Given data:
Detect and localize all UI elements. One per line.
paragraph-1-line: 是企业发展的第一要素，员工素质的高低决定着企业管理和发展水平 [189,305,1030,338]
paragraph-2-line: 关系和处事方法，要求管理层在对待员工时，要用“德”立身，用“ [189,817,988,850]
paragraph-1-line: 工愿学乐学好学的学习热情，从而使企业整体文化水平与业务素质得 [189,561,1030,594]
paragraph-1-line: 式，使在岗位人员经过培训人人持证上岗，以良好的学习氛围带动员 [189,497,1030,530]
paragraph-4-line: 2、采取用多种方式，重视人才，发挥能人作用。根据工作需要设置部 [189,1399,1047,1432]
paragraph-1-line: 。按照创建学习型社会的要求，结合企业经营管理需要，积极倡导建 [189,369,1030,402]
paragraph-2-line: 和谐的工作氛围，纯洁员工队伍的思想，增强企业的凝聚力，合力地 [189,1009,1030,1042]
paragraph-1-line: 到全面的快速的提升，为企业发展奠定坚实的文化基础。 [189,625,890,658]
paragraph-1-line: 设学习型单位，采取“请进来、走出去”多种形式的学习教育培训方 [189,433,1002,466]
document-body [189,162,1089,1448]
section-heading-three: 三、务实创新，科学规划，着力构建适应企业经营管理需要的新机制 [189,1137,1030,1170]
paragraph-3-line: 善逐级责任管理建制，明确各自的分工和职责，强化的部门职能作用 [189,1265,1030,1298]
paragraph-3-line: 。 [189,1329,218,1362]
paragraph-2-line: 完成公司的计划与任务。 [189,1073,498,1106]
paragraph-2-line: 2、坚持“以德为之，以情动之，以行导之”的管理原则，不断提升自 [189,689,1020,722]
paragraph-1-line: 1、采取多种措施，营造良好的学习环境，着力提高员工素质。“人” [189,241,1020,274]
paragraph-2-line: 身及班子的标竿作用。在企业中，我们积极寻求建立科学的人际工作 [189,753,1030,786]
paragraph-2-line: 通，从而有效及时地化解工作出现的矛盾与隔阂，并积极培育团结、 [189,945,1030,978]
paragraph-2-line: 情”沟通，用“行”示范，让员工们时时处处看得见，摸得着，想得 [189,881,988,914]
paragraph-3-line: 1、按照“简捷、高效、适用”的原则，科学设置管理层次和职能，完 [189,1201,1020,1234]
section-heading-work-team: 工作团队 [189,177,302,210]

Exercise prompt: Rewrite the listing above with every "document-body" changed to "page-body", keeping all other text the same.

Response:
Detect and localize all UI elements. One per line.
paragraph-1-line: 是企业发展的第一要素，员工素质的高低决定着企业管理和发展水平 [189,305,1030,338]
paragraph-2-line: 关系和处事方法，要求管理层在对待员工时，要用“德”立身，用“ [189,817,988,850]
paragraph-1-line: 工愿学乐学好学的学习热情，从而使企业整体文化水平与业务素质得 [189,561,1030,594]
paragraph-1-line: 式，使在岗位人员经过培训人人持证上岗，以良好的学习氛围带动员 [189,497,1030,530]
paragraph-4-line: 2、采取用多种方式，重视人才，发挥能人作用。根据工作需要设置部 [189,1399,1047,1432]
paragraph-1-line: 。按照创建学习型社会的要求，结合企业经营管理需要，积极倡导建 [189,369,1030,402]
paragraph-2-line: 和谐的工作氛围，纯洁员工队伍的思想，增强企业的凝聚力，合力地 [189,1009,1030,1042]
paragraph-1-line: 到全面的快速的提升，为企业发展奠定坚实的文化基础。 [189,625,890,658]
paragraph-1-line: 设学习型单位，采取“请进来、走出去”多种形式的学习教育培训方 [189,433,1002,466]
page-body [189,162,1089,1448]
section-heading-three: 三、务实创新，科学规划，着力构建适应企业经营管理需要的新机制 [189,1137,1030,1170]
paragraph-3-line: 善逐级责任管理建制，明确各自的分工和职责，强化的部门职能作用 [189,1265,1030,1298]
paragraph-3-line: 。 [189,1329,218,1362]
paragraph-2-line: 完成公司的计划与任务。 [189,1073,498,1106]
paragraph-2-line: 2、坚持“以德为之，以情动之，以行导之”的管理原则，不断提升自 [189,689,1020,722]
paragraph-1-line: 1、采取多种措施，营造良好的学习环境，着力提高员工素质。“人” [189,241,1020,274]
paragraph-2-line: 身及班子的标竿作用。在企业中，我们积极寻求建立科学的人际工作 [189,753,1030,786]
paragraph-2-line: 通，从而有效及时地化解工作出现的矛盾与隔阂，并积极培育团结、 [189,945,1030,978]
paragraph-2-line: 情”沟通，用“行”示范，让员工们时时处处看得见，摸得着，想得 [189,881,988,914]
paragraph-3-line: 1、按照“简捷、高效、适用”的原则，科学设置管理层次和职能，完 [189,1201,1020,1234]
section-heading-work-team: 工作团队 [189,177,302,210]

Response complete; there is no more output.